• _Task details_
All the data should come back exactly as it was given.

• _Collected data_
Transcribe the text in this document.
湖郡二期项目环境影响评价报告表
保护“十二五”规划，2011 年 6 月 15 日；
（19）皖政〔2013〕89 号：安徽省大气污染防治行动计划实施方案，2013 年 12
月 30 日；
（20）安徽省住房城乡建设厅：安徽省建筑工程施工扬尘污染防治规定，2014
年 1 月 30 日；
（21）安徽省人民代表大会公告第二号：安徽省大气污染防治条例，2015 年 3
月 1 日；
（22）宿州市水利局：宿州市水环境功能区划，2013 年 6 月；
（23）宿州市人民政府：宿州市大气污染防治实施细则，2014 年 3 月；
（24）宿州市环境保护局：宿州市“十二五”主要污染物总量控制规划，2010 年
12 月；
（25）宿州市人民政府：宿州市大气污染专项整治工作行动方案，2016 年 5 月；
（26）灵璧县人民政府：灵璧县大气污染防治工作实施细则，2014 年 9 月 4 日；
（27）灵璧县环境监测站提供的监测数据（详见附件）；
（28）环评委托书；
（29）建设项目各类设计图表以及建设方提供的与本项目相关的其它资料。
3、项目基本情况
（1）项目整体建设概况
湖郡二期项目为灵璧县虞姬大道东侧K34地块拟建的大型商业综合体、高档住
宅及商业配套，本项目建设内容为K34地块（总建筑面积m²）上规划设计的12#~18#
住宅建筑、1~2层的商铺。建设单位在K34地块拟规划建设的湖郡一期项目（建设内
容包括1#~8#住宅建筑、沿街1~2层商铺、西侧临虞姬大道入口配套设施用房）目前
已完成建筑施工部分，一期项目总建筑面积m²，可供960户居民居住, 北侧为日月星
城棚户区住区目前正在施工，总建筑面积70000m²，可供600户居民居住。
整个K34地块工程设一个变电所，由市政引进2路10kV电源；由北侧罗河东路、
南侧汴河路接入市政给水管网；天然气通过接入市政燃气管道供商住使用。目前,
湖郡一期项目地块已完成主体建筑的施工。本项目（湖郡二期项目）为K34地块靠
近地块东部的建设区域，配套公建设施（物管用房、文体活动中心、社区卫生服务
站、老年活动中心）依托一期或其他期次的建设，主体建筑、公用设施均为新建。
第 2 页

• _The result_
Transcribe the text in this document.
湖郡二期项目环境影响评价报告表
保护“十二五”规划，2011 年 6 月 15 日；
（19）皖政〔2013〕89 号：安徽省大气污染防治行动计划实施方案，2013 年 12
月 30 日；
（20）安徽省住房城乡建设厅：安徽省建筑工程施工扬尘污染防治规定，2014
年 1 月 30 日；
（21）安徽省人民代表大会公告第二号：安徽省大气污染防治条例，2015 年 3
月 1 日；
（22）宿州市水利局：宿州市水环境功能区划，2013 年 6 月；
（23）宿州市人民政府：宿州市大气污染防治实施细则，2014 年 3 月；
（24）宿州市环境保护局：宿州市“十二五”主要污染物总量控制规划，2010 年
12 月；
（25）宿州市人民政府：宿州市大气污染专项整治工作行动方案，2016 年 5 月；
（26）灵璧县人民政府：灵璧县大气污染防治工作实施细则，2014 年 9 月 4 日；
（27）灵璧县环境监测站提供的监测数据（详见附件）；
（28）环评委托书；
（29）建设项目各类设计图表以及建设方提供的与本项目相关的其它资料。
3、项目基本情况
（1）项目整体建设概况
湖郡二期项目为灵璧县虞姬大道东侧K34地块拟建的大型商业综合体、高档住
宅及商业配套，本项目建设内容为K34地块（总建筑面积m²）上规划设计的12#~18#
住宅建筑、1~2层的商铺。建设单位在K34地块拟规划建设的湖郡一期项目（建设内
容包括1#~8#住宅建筑、沿街1~2层商铺、西侧临虞姬大道入口配套设施用房）目前
已完成建筑施工部分，一期项目总建筑面积m²，可供960户居民居住, 北侧为日月星
城棚户区住区目前正在施工，总建筑面积70000m²，可供600户居民居住。
整个K34地块工程设一个变电所，由市政引进2路10kV电源；由北侧罗河东路、
南侧汴河路接入市政给水管网；天然气通过接入市政燃气管道供商住使用。目前,
湖郡一期项目地块已完成主体建筑的施工。本项目（湖郡二期项目）为K34地块靠
近地块东部的建设区域，配套公建设施（物管用房、文体活动中心、社区卫生服务
站、老年活动中心）依托一期或其他期次的建设，主体建筑、公用设施均为新建。
第 2 页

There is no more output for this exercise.